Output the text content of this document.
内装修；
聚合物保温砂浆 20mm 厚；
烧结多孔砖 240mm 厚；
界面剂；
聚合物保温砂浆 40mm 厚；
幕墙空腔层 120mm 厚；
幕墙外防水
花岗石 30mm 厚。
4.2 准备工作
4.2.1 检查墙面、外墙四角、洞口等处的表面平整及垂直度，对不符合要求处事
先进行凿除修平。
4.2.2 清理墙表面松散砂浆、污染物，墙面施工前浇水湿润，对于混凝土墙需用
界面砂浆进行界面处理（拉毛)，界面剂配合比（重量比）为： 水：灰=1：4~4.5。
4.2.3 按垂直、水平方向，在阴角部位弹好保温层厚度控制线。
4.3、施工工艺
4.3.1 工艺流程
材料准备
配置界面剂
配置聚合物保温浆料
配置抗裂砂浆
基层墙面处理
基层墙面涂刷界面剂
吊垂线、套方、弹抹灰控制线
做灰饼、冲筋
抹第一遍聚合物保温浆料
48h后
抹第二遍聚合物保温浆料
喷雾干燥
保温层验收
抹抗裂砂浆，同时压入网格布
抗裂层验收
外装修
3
....
— THE TASK —
Retype all of the entries precisely as they are.

— FULL ANSWER —
Output the text content of this document.
内装修；
聚合物保温砂浆 20mm 厚；
烧结多孔砖 240mm 厚；
界面剂；
聚合物保温砂浆 40mm 厚；
幕墙空腔层 120mm 厚；
幕墙外防水
花岗石 30mm 厚。
4.2 准备工作
4.2.1 检查墙面、外墙四角、洞口等处的表面平整及垂直度，对不符合要求处事
先进行凿除修平。
4.2.2 清理墙表面松散砂浆、污染物，墙面施工前浇水湿润，对于混凝土墙需用
界面砂浆进行界面处理（拉毛)，界面剂配合比（重量比）为： 水：灰=1：4~4.5。
4.2.3 按垂直、水平方向，在阴角部位弹好保温层厚度控制线。
4.3、施工工艺
4.3.1 工艺流程
材料准备
配置界面剂
配置聚合物保温浆料
配置抗裂砂浆
基层墙面处理
基层墙面涂刷界面剂
吊垂线、套方、弹抹灰控制线
做灰饼、冲筋
抹第一遍聚合物保温浆料
48h后
抹第二遍聚合物保温浆料
喷雾干燥
保温层验收
抹抗裂砂浆，同时压入网格布
抗裂层验收
外装修
3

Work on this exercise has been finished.